Task instructions =>
Locate every line in the material below that has the word "airbrush". Copy each of those lines.

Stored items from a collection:

■ ■ ■ ■ ■ ■ ■

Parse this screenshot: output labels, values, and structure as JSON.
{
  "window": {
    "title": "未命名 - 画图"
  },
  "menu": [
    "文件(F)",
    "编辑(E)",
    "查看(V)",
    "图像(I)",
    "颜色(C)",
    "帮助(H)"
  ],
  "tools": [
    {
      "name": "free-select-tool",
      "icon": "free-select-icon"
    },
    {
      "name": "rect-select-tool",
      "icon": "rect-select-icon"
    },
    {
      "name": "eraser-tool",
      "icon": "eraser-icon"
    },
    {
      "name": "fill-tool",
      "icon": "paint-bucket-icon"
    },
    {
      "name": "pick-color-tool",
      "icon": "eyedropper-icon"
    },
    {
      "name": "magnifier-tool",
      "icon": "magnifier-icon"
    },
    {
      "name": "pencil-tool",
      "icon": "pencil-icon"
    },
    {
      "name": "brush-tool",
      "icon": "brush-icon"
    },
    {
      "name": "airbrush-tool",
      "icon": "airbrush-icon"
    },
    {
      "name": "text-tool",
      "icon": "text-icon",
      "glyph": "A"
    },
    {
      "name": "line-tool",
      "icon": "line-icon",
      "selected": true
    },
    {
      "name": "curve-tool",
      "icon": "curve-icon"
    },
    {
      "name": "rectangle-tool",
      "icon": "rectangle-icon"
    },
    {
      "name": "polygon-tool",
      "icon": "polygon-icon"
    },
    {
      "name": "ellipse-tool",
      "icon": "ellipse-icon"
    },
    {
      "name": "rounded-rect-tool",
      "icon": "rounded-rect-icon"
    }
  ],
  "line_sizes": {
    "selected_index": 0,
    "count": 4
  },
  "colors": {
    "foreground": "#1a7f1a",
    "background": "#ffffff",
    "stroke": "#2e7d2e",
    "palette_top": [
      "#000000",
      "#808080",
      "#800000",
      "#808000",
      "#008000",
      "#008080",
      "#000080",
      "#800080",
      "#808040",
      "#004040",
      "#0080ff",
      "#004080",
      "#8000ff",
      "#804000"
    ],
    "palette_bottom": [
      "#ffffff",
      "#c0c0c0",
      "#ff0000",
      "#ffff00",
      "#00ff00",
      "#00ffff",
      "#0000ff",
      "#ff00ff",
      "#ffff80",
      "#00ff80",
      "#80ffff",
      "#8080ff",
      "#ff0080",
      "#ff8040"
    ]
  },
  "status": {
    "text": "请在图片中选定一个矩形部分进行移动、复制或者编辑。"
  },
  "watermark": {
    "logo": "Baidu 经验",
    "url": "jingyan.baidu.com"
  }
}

■ ■ ■ ■ ■ ■ ■

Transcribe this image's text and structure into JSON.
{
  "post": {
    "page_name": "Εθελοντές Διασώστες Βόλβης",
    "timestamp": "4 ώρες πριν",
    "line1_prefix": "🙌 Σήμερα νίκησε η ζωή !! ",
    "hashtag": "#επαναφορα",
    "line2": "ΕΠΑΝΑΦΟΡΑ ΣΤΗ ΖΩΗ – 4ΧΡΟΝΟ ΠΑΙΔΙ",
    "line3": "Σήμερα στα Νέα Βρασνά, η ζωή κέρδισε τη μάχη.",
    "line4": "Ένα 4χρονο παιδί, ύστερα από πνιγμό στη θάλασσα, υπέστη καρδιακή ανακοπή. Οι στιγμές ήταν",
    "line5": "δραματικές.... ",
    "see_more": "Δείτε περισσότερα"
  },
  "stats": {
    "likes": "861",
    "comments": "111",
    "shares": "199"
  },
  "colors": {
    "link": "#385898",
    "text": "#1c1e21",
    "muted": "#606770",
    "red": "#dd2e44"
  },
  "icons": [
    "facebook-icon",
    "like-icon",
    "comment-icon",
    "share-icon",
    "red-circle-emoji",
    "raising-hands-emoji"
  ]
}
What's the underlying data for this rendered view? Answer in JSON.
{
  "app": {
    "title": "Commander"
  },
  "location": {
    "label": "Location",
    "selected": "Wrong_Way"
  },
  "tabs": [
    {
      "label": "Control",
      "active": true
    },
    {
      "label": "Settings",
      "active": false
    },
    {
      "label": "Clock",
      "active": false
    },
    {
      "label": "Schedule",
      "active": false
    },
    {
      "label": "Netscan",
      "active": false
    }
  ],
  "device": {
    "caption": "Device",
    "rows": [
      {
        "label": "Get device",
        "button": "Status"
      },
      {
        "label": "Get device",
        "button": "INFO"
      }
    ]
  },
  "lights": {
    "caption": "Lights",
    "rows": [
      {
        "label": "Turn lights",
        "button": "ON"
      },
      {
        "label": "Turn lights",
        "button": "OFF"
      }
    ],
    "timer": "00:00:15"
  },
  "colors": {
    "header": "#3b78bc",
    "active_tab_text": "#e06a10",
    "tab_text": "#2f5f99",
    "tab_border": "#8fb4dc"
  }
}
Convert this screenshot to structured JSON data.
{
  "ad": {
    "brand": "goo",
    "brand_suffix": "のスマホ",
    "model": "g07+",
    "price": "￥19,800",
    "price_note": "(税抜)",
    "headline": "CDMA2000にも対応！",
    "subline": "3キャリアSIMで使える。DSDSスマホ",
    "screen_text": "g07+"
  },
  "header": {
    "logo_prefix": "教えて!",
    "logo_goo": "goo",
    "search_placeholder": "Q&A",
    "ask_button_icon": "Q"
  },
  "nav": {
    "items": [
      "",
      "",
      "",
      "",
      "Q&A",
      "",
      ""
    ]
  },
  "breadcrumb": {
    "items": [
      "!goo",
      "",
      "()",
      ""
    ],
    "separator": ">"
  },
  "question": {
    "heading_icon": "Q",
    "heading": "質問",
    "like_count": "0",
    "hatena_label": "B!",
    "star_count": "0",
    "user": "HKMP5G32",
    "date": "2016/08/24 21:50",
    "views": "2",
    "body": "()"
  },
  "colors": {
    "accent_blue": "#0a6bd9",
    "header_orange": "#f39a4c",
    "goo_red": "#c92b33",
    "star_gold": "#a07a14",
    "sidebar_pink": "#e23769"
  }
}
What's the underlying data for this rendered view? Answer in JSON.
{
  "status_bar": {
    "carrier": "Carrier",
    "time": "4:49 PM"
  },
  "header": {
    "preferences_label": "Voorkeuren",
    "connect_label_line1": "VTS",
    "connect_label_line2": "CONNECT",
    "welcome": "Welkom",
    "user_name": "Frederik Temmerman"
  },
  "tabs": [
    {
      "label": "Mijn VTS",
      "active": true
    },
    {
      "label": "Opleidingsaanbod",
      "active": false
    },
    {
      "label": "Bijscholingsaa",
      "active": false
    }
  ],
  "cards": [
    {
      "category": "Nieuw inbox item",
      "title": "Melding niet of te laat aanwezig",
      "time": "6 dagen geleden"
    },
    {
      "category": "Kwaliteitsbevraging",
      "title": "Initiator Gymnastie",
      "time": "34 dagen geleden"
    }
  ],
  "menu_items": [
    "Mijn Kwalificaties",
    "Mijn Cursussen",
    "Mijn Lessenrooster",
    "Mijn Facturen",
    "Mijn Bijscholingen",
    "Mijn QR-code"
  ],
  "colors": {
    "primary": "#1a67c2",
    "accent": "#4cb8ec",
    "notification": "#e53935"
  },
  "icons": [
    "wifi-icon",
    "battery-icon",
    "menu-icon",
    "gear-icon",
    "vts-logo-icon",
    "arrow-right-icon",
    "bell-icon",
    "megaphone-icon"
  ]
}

■ ■ ■ ■ ■ ■ ■

Output below =>
      "name": "airbrush-tool",
      "icon": "airbrush-icon"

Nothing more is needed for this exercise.